[TASK STATEMENT]: Pick out and copy every line below that has the word "JSON".

[DATA PROVIDED]:
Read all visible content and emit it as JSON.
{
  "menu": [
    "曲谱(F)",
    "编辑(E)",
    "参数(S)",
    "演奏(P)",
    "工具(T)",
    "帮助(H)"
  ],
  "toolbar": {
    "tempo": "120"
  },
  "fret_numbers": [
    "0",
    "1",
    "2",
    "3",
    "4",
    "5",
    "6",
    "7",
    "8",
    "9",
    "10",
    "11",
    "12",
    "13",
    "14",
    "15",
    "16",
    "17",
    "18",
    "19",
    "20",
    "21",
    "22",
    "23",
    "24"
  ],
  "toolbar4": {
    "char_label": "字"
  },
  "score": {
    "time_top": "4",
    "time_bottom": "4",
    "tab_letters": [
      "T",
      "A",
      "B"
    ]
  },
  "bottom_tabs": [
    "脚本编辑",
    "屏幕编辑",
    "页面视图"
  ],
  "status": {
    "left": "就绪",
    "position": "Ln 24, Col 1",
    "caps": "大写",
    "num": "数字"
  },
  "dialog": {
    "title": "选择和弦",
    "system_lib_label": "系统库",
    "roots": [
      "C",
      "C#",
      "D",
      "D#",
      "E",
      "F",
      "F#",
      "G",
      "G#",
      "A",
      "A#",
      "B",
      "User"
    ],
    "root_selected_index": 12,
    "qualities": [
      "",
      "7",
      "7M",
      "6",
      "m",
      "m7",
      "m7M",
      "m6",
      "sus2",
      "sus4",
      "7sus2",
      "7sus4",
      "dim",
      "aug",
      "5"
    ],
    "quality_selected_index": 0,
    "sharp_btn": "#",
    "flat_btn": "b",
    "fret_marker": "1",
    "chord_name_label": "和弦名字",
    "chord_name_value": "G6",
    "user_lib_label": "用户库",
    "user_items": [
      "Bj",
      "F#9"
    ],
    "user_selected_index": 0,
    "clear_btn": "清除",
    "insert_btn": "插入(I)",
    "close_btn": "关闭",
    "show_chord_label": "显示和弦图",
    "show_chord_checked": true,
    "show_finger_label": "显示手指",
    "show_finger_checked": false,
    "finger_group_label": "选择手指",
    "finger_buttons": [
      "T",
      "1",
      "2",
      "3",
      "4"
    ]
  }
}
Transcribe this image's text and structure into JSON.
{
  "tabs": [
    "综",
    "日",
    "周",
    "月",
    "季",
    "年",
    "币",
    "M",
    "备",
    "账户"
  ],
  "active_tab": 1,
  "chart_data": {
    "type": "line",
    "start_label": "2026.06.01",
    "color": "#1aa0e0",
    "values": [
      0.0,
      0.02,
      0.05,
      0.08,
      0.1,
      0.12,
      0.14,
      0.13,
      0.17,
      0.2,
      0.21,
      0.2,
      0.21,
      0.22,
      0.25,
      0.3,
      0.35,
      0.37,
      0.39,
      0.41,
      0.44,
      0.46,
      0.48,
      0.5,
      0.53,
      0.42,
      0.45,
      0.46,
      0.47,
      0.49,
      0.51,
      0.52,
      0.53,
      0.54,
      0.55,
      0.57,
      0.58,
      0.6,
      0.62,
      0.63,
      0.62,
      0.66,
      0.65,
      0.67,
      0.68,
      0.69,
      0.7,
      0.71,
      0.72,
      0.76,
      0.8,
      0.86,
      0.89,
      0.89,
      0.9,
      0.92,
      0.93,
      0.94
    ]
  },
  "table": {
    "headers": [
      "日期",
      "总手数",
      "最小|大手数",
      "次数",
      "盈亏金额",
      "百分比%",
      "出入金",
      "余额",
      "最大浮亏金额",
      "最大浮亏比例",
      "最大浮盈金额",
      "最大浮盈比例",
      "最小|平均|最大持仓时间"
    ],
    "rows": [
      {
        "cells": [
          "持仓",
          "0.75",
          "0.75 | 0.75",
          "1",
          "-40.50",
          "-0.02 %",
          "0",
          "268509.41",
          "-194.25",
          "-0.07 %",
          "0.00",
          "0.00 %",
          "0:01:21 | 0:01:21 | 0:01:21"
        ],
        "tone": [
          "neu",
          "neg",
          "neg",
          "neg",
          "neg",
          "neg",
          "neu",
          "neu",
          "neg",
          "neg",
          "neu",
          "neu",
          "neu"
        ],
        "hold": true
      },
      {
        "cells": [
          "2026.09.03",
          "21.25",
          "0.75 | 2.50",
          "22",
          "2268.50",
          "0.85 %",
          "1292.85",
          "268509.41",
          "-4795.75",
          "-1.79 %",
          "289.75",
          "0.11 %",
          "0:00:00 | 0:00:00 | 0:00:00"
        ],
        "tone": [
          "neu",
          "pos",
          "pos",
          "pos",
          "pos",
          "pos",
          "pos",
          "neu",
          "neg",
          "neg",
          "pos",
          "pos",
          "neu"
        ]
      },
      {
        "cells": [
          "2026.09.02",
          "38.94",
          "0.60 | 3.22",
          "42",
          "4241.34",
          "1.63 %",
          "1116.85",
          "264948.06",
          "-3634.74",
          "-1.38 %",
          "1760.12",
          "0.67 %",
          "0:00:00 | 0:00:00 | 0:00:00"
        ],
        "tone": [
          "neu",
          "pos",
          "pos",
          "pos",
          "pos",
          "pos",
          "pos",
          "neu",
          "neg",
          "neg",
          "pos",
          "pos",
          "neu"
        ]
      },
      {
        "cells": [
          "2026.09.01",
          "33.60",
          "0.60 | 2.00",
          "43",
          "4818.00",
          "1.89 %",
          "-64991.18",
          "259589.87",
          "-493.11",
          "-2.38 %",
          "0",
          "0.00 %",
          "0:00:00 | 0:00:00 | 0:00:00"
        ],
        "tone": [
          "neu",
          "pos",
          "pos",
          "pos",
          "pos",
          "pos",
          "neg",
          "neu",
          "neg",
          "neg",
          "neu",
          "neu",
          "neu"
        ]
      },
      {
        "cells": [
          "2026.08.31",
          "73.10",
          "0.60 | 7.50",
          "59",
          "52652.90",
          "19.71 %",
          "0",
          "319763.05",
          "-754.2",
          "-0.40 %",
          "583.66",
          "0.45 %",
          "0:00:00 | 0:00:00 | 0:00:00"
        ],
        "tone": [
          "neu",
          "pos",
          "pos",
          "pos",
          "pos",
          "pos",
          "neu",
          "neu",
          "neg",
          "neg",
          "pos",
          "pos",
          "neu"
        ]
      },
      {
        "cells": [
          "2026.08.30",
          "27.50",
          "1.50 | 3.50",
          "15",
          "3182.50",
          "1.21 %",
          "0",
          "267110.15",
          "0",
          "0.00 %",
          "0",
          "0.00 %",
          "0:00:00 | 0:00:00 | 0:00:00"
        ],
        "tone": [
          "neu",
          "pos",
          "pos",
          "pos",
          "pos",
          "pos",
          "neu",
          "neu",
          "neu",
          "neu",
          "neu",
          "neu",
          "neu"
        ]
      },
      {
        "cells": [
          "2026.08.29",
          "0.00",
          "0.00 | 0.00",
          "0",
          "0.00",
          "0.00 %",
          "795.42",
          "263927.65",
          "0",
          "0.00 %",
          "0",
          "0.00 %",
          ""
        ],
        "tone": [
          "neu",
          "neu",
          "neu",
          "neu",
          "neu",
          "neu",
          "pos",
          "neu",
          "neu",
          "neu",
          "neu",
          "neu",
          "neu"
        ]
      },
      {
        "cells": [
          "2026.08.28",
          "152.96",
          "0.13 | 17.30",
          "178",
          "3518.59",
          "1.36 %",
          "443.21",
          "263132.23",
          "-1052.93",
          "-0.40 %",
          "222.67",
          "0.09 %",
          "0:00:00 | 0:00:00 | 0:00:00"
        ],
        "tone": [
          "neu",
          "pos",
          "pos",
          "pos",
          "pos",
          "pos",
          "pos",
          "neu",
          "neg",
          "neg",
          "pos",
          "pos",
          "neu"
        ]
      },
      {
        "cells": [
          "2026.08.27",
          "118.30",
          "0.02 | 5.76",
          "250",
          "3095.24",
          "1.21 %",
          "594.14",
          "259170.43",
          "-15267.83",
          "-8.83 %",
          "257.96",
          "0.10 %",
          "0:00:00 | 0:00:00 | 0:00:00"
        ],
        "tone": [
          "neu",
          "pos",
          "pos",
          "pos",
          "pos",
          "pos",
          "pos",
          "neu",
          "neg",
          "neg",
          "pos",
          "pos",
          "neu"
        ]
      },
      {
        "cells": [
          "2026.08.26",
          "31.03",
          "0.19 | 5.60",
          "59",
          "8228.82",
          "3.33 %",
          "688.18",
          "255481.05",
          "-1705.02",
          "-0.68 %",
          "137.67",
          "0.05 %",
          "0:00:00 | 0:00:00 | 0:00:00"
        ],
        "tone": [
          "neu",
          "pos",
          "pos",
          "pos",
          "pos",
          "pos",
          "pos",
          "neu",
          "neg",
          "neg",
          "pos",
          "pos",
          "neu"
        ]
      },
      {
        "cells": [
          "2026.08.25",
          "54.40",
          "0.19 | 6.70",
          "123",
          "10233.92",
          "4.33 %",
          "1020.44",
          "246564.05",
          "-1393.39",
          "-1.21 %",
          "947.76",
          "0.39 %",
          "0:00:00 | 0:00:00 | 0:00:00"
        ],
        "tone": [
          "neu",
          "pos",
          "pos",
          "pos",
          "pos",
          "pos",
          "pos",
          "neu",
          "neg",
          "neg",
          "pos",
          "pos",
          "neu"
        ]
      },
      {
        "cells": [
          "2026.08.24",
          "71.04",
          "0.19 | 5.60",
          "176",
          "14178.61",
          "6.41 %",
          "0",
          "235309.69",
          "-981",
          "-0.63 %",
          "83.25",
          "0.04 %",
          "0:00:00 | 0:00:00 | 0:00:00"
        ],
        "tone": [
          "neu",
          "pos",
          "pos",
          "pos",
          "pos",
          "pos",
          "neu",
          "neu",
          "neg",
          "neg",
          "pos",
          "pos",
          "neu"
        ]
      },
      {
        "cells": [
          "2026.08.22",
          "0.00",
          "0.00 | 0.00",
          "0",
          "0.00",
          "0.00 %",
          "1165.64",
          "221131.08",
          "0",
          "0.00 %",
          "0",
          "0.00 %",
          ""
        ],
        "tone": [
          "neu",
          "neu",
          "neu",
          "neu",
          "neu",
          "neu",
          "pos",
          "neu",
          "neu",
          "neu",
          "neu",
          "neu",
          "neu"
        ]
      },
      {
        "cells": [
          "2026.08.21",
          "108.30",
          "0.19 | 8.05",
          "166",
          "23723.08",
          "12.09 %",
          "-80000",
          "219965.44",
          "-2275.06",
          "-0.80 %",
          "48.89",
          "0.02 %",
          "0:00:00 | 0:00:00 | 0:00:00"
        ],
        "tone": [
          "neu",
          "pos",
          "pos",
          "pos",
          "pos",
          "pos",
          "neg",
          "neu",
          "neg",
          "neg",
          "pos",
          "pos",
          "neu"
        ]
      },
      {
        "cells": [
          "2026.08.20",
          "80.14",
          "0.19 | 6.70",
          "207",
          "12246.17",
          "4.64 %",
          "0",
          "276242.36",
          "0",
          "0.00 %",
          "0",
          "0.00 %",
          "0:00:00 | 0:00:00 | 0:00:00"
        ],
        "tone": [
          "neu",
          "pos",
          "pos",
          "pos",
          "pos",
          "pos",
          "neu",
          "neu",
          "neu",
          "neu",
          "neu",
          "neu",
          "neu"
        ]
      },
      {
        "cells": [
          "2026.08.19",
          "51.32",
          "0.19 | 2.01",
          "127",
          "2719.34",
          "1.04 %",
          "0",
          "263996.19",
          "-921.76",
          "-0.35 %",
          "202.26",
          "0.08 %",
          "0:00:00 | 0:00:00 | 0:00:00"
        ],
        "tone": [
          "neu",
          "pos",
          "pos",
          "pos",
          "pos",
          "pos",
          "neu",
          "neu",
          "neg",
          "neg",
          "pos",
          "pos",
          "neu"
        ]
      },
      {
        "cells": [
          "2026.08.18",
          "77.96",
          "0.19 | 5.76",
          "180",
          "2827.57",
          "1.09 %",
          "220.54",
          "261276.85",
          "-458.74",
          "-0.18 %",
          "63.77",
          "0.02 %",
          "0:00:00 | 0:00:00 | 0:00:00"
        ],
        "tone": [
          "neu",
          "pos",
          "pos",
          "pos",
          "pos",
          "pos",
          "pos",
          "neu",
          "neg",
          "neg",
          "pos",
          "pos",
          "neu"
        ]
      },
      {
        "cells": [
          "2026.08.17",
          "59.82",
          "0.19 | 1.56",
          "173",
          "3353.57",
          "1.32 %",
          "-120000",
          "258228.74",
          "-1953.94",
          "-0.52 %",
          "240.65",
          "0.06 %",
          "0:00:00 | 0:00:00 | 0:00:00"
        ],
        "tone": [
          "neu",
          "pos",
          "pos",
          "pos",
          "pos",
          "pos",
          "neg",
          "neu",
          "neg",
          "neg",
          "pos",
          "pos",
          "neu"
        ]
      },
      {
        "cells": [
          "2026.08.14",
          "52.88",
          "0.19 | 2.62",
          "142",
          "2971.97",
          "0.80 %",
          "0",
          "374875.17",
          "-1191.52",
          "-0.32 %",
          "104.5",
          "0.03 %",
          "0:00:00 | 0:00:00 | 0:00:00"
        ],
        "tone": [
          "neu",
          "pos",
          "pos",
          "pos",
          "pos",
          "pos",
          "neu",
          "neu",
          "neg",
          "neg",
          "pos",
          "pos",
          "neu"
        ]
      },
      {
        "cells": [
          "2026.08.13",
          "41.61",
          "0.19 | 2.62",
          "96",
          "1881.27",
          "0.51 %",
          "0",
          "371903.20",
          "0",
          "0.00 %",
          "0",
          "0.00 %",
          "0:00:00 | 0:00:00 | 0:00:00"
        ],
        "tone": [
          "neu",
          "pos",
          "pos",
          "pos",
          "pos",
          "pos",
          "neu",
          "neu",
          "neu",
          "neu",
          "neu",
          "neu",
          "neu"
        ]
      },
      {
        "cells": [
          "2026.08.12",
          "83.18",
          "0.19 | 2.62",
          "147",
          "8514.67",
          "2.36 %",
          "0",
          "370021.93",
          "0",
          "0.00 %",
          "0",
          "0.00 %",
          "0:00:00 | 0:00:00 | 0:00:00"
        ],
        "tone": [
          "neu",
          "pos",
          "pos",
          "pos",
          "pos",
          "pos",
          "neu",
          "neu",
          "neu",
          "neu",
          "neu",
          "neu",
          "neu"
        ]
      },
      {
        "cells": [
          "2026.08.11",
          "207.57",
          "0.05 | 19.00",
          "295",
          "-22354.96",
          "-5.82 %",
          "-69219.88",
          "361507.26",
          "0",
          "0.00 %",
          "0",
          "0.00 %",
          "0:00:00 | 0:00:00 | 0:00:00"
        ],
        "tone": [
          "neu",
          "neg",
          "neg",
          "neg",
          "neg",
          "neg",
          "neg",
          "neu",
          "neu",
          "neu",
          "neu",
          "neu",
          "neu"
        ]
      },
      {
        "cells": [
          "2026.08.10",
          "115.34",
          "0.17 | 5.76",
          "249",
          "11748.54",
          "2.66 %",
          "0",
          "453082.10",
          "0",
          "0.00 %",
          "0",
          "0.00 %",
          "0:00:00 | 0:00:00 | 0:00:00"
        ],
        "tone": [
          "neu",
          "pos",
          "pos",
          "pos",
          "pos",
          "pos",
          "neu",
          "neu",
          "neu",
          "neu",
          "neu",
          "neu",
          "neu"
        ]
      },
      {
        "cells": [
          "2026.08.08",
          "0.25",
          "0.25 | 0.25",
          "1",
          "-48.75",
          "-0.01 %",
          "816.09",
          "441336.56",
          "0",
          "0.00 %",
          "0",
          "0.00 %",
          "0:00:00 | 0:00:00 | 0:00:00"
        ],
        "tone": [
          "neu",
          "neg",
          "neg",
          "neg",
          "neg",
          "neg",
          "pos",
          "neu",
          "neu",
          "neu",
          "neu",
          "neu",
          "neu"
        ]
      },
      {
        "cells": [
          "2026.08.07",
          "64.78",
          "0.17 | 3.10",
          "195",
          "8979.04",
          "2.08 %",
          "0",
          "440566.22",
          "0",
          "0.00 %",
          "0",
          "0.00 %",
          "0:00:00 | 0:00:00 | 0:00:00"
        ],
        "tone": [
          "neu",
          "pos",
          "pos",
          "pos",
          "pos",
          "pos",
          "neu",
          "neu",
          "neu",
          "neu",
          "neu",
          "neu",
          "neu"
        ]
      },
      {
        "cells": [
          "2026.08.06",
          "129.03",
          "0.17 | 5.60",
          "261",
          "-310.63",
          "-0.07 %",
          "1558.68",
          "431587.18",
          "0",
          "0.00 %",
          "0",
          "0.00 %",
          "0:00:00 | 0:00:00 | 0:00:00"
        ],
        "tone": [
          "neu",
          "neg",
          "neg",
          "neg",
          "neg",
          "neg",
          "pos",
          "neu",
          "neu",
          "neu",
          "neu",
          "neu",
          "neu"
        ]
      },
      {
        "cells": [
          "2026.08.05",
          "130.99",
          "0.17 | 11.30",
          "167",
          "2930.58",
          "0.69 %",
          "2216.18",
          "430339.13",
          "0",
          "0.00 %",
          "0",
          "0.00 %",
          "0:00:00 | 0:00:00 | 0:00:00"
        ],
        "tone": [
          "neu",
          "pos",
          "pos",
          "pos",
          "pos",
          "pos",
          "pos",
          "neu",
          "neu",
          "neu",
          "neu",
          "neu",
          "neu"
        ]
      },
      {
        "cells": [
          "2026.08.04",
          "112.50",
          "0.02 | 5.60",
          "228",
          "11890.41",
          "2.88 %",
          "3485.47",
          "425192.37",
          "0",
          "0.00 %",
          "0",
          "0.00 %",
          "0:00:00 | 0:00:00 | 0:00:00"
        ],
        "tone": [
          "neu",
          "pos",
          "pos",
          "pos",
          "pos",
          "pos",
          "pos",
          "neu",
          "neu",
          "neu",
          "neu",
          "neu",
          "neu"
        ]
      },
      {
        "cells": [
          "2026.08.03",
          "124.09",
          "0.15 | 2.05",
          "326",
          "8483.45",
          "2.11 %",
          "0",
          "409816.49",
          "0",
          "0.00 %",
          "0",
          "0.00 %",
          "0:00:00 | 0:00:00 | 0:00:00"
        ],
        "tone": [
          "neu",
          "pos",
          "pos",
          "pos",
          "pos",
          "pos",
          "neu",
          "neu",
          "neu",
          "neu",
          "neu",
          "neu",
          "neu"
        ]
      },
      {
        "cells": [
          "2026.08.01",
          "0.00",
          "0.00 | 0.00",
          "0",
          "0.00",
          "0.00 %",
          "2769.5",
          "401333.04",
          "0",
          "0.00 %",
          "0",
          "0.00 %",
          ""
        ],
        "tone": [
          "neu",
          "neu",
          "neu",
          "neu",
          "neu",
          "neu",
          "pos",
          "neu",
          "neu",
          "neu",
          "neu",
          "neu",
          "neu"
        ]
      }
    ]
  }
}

[THE REPLY]:
Read all visible content and emit it as JSON.
Transcribe this image's text and structure into JSON.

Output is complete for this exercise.